_Trecho do documento_.
Numa escala de 0 a 10, 55% do segmento deu a nota máxima quando questionamos a relevância da religião para buscar ou manter relacionamentos amorosos. A pontuação média foi 8.
Já 76% dão 10 ou 9 para a função da crença nos planos profissionais e na vida financeira. Para 63%, ela ganha o mesmo destaque na hora de preservar amizades antigas ou fazer novas.
São 47% os que dizem já ter sido atendidos por algum projeto social da igreja. Com 18% das menções, o benefício mais lembrado são as cestas básicas, como a recebida pela doceira Carol, mas as respostas contemplam um arco mais amplo, de aula de música a apoio psicológico.
Não é pouca coisa para quem nem sempre tem acesso a serviços básicos na região onde mora, sejam eles públicos ou particulares.
A diarista Laurenice Alves, 38, coloca na conta de Deus o resgate do seu casamento, que anos atrás passou por um “momento difícil” que a deixou “bem abalada emocionalmente”.
Um versículo ao qual ela se apega: Pedro 5:7. “Lancem sobre Ele toda a sua ansiedade, porque Ele tem cuidado de vocês.” As palavras, conta Laurenice, também ampararam seu irmão numa fase complicada.

_Solicitação de trabalho A_. Segundo o trecho do documento, qual foi a pontuação média dada à relevância da religião para buscar ou manter relacionamentos amorosos?
_Solicitação de trabalho B_.
Indique se cada afirmação abaixo está de acordo com o trecho do documento, respondendo sim ou não e citando as palavras do trecho que decidem a questão.
(i) Setenta e seis por cento dão nota 10 ou 9 para a função da crença nos planos profissionais e na vida financeira.
(ii) O benefício mais lembrado entre os projetos sociais da igreja é o apoio psicológico.
(iii) Menos da metade diz já ter sido atendida por algum projeto social da igreja.

Itens de uma fonte de dados:

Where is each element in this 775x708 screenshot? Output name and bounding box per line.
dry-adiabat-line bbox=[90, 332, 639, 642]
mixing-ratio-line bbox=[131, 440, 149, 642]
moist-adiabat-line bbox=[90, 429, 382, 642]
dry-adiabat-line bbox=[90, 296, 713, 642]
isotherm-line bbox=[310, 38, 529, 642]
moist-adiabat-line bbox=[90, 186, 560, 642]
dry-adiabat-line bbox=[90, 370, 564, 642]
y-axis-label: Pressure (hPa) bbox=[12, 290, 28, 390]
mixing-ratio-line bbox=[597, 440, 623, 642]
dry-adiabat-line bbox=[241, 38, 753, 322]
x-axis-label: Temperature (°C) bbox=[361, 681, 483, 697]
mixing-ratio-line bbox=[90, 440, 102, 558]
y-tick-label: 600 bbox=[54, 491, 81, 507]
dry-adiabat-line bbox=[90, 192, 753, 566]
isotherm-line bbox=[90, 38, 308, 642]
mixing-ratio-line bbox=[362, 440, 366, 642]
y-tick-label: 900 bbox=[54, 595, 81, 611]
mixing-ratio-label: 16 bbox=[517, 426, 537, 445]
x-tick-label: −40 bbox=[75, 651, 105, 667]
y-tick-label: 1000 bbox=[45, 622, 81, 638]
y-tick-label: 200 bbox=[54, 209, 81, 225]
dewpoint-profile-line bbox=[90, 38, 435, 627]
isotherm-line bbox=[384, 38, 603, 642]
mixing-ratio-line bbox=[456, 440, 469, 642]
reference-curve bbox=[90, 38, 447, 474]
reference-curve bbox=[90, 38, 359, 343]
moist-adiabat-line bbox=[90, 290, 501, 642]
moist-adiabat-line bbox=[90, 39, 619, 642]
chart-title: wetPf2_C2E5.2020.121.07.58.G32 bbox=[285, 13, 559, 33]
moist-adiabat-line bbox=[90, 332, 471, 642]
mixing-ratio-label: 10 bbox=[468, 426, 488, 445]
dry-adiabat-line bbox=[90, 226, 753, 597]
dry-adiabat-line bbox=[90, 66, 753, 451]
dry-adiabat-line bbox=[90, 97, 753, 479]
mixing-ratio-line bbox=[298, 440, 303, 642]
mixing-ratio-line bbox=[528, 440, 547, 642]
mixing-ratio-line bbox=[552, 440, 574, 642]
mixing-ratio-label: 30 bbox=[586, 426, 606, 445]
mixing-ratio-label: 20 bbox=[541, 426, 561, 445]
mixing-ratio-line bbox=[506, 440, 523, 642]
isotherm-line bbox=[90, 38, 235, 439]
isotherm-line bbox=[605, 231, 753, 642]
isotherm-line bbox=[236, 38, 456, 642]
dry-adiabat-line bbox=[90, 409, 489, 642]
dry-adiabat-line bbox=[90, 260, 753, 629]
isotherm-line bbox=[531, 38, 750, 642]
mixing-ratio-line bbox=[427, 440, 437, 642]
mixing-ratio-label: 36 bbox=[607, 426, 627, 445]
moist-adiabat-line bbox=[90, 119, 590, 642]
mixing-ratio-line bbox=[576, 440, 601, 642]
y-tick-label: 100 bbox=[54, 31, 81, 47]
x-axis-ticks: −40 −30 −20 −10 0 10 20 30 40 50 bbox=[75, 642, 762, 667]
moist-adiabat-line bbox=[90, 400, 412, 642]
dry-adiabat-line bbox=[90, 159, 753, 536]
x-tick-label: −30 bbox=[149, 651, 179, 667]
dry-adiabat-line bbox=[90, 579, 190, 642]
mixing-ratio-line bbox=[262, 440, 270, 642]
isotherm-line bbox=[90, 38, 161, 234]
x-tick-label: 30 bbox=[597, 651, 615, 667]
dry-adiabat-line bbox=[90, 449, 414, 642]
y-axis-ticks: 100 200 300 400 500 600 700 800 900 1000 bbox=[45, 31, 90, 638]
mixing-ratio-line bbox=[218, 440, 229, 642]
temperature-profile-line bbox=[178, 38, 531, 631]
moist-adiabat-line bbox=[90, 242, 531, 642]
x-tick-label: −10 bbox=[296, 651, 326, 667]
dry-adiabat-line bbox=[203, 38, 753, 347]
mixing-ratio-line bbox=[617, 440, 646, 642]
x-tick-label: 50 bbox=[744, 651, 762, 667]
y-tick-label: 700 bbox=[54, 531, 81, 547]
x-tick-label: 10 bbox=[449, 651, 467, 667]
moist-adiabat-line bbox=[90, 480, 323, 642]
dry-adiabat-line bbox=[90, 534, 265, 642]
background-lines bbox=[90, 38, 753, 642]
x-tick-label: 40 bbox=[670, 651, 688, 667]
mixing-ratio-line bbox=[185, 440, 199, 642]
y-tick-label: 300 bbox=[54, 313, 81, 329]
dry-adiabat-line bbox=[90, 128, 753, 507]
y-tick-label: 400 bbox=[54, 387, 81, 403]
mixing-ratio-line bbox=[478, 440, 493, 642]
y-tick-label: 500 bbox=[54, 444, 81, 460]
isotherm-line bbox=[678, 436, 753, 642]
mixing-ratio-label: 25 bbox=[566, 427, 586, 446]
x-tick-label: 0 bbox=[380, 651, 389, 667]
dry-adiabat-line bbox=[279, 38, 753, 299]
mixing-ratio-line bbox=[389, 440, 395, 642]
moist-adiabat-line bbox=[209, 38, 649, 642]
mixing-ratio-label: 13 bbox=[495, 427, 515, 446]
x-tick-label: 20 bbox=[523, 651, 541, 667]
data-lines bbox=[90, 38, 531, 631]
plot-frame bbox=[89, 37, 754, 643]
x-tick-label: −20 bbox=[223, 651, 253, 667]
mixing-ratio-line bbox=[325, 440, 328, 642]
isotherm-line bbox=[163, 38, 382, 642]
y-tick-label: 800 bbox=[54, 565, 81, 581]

_Resultado do exercício A_. A pontuação média foi 8.

_Resultado do exercício B_.
(i) Sim: “Já 76% dão 10 ou 9 para a função da crença nos planos profissionais e na vida financeira.”
(ii) Não: “o benefício mais lembrado são as cestas básicas”.
(iii) Sim: “São 47% os que dizem já ter sido atendidos por algum projeto social da igreja.”